> [Input for this task]:
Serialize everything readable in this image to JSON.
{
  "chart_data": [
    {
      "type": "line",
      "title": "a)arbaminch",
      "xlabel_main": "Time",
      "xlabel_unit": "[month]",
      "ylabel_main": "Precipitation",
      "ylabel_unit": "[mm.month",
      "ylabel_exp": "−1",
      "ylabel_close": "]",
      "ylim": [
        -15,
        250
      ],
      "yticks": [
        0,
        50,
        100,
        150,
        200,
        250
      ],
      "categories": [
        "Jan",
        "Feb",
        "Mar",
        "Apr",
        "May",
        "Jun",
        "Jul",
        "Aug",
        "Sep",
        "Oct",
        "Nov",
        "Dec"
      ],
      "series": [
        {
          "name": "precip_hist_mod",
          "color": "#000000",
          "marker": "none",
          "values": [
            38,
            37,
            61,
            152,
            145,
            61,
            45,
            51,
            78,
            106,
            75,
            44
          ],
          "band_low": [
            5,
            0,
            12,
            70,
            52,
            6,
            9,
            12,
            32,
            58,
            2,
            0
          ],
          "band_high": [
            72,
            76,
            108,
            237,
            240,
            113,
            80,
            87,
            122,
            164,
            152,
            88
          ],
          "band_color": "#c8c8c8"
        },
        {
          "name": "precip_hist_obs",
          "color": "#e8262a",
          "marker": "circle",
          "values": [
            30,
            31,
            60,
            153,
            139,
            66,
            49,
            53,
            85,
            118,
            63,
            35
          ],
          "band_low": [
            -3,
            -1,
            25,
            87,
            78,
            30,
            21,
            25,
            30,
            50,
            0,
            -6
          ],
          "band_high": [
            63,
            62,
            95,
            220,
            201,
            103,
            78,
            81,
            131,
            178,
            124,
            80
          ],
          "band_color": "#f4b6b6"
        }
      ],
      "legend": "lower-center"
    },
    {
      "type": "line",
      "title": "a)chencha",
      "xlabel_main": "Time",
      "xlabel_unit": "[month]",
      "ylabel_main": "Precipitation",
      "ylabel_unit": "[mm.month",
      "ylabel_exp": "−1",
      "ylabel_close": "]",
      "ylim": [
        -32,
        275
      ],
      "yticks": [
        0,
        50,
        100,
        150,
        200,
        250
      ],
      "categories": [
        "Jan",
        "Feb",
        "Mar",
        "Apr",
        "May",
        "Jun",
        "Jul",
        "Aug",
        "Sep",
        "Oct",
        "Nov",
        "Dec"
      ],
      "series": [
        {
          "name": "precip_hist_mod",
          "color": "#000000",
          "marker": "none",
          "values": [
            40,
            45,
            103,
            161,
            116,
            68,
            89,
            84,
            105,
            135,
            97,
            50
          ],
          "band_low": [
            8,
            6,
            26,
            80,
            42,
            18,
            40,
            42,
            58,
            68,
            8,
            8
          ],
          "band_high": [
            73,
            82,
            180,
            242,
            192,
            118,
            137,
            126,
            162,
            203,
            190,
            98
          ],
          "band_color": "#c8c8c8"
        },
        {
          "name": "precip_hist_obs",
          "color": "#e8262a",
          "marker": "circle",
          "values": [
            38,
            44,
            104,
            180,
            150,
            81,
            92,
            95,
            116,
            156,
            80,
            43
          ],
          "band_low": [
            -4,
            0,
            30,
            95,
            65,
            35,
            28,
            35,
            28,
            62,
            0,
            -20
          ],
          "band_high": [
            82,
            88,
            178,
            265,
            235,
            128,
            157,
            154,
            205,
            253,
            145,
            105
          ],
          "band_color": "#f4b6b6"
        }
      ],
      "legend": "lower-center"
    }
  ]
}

> [What you need to do]: Please copy out each record, character for character.

> [Correct response]:
Serialize everything readable in this image to JSON.
{
  "chart_data": [
    {
      "type": "line",
      "title": "a)arbaminch",
      "xlabel_main": "Time",
      "xlabel_unit": "[month]",
      "ylabel_main": "Precipitation",
      "ylabel_unit": "[mm.month",
      "ylabel_exp": "−1",
      "ylabel_close": "]",
      "ylim": [
        -15,
        250
      ],
      "yticks": [
        0,
        50,
        100,
        150,
        200,
        250
      ],
      "categories": [
        "Jan",
        "Feb",
        "Mar",
        "Apr",
        "May",
        "Jun",
        "Jul",
        "Aug",
        "Sep",
        "Oct",
        "Nov",
        "Dec"
      ],
      "series": [
        {
          "name": "precip_hist_mod",
          "color": "#000000",
          "marker": "none",
          "values": [
            38,
            37,
            61,
            152,
            145,
            61,
            45,
            51,
            78,
            106,
            75,
            44
          ],
          "band_low": [
            5,
            0,
            12,
            70,
            52,
            6,
            9,
            12,
            32,
            58,
            2,
            0
          ],
          "band_high": [
            72,
            76,
            108,
            237,
            240,
            113,
            80,
            87,
            122,
            164,
            152,
            88
          ],
          "band_color": "#c8c8c8"
        },
        {
          "name": "precip_hist_obs",
          "color": "#e8262a",
          "marker": "circle",
          "values": [
            30,
            31,
            60,
            153,
            139,
            66,
            49,
            53,
            85,
            118,
            63,
            35
          ],
          "band_low": [
            -3,
            -1,
            25,
            87,
            78,
            30,
            21,
            25,
            30,
            50,
            0,
            -6
          ],
          "band_high": [
            63,
            62,
            95,
            220,
            201,
            103,
            78,
            81,
            131,
            178,
            124,
            80
          ],
          "band_color": "#f4b6b6"
        }
      ],
      "legend": "lower-center"
    },
    {
      "type": "line",
      "title": "a)chencha",
      "xlabel_main": "Time",
      "xlabel_unit": "[month]",
      "ylabel_main": "Precipitation",
      "ylabel_unit": "[mm.month",
      "ylabel_exp": "−1",
      "ylabel_close": "]",
      "ylim": [
        -32,
        275
      ],
      "yticks": [
        0,
        50,
        100,
        150,
        200,
        250
      ],
      "categories": [
        "Jan",
        "Feb",
        "Mar",
        "Apr",
        "May",
        "Jun",
        "Jul",
        "Aug",
        "Sep",
        "Oct",
        "Nov",
        "Dec"
      ],
      "series": [
        {
          "name": "precip_hist_mod",
          "color": "#000000",
          "marker": "none",
          "values": [
            40,
            45,
            103,
            161,
            116,
            68,
            89,
            84,
            105,
            135,
            97,
            50
          ],
          "band_low": [
            8,
            6,
            26,
            80,
            42,
            18,
            40,
            42,
            58,
            68,
            8,
            8
          ],
          "band_high": [
            73,
            82,
            180,
            242,
            192,
            118,
            137,
            126,
            162,
            203,
            190,
            98
          ],
          "band_color": "#c8c8c8"
        },
        {
          "name": "precip_hist_obs",
          "color": "#e8262a",
          "marker": "circle",
          "values": [
            38,
            44,
            104,
            180,
            150,
            81,
            92,
            95,
            116,
            156,
            80,
            43
          ],
          "band_low": [
            -4,
            0,
            30,
            95,
            65,
            35,
            28,
            35,
            28,
            62,
            0,
            -20
          ],
          "band_high": [
            82,
            88,
            178,
            265,
            235,
            128,
            157,
            154,
            205,
            253,
            145,
            105
          ],
          "band_color": "#f4b6b6"
        }
      ],
      "legend": "lower-center"
    }
  ]
}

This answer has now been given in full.